Collection entries:
^^^^^^^^
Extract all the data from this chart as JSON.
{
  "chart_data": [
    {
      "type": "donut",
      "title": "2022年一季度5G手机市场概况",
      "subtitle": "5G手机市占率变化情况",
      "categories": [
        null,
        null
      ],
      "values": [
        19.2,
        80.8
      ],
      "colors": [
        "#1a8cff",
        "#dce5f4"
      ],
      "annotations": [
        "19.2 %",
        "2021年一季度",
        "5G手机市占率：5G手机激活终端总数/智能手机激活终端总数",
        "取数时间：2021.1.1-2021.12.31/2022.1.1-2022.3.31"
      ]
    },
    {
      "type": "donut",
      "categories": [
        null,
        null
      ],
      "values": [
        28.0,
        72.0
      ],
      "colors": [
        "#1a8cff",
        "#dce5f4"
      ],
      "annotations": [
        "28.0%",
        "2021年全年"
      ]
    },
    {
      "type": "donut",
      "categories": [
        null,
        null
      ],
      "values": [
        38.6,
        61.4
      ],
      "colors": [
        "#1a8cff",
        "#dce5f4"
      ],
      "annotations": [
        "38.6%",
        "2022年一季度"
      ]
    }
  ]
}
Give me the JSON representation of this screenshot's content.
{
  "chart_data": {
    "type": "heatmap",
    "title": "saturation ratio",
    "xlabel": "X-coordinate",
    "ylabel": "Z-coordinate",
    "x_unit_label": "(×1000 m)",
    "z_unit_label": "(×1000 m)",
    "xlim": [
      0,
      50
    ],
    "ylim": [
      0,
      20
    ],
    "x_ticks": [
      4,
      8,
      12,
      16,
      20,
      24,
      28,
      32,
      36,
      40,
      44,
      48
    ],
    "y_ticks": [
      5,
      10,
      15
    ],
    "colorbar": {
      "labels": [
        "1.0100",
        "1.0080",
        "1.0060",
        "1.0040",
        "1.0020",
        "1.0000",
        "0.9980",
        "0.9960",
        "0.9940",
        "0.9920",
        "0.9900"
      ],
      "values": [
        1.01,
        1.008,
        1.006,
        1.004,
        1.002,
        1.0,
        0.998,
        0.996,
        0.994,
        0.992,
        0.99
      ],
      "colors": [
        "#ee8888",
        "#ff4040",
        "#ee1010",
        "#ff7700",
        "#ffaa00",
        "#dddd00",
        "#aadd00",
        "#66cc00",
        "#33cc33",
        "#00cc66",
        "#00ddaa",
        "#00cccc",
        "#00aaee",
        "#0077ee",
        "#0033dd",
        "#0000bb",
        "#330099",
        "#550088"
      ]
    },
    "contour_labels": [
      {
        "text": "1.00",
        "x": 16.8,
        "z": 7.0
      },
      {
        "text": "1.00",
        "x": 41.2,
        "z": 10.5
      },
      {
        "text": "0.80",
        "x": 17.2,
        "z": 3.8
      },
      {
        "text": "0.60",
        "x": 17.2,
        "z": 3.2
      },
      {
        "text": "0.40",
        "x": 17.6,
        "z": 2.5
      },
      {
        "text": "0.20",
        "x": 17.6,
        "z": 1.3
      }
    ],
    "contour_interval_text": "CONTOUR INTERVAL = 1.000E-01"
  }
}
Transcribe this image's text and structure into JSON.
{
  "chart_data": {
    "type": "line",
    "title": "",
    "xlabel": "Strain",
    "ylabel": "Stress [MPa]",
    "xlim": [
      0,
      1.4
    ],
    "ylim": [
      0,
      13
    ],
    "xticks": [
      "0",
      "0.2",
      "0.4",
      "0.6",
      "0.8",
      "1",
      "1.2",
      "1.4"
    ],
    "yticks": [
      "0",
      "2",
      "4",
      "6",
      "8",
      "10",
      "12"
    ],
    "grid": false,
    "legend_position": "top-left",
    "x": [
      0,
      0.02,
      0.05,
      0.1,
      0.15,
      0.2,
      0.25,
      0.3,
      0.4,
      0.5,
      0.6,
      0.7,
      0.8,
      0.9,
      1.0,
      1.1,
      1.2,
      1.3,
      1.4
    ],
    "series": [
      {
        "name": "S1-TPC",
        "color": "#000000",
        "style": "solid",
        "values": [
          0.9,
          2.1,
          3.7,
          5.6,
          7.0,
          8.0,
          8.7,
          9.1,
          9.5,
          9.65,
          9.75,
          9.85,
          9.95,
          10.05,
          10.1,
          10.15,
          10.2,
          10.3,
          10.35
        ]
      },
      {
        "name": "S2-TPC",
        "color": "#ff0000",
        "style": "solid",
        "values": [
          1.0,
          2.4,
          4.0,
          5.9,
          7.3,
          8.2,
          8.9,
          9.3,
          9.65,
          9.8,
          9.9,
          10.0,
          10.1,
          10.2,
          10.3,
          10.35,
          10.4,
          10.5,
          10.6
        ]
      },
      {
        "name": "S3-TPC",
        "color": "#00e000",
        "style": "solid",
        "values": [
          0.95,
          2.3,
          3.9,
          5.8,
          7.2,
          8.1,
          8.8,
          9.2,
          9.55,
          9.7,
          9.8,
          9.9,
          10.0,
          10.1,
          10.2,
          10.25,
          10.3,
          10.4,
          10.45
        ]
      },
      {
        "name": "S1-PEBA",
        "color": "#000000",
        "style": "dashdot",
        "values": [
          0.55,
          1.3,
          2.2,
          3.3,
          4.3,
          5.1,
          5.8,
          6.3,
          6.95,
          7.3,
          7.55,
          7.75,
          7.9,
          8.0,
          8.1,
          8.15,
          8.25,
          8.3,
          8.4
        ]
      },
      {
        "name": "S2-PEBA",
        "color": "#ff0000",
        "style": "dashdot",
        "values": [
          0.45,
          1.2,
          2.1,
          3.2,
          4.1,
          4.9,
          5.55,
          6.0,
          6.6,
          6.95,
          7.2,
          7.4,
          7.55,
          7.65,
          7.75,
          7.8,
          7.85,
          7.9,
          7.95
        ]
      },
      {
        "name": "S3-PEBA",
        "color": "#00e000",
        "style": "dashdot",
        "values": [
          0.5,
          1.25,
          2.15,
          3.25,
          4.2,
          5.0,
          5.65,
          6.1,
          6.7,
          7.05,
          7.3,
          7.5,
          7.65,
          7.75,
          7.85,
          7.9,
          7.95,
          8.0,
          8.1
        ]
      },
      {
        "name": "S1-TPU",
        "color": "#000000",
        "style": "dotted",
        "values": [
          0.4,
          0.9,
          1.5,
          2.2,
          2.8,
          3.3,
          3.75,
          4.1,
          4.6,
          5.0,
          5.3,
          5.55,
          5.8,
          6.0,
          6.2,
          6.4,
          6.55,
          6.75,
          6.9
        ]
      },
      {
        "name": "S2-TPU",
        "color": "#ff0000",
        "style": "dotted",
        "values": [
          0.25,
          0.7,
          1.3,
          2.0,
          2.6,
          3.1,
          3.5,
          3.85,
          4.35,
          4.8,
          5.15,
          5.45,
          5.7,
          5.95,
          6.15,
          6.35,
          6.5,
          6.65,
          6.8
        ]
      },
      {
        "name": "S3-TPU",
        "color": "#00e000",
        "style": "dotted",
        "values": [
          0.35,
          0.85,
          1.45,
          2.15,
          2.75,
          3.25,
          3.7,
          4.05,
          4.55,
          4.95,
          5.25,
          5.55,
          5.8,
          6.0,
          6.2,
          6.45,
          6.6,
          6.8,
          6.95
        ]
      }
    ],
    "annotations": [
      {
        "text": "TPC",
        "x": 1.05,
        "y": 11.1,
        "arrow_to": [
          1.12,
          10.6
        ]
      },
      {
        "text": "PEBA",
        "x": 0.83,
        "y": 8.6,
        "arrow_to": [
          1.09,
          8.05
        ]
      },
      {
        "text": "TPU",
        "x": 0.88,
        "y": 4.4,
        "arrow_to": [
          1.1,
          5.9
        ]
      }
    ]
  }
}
^^^^^^^^
__Description of the task__
Looking at the records above, work out how many lines include the string "PEBA". Give the number and nothing else.

__Worked solution__
4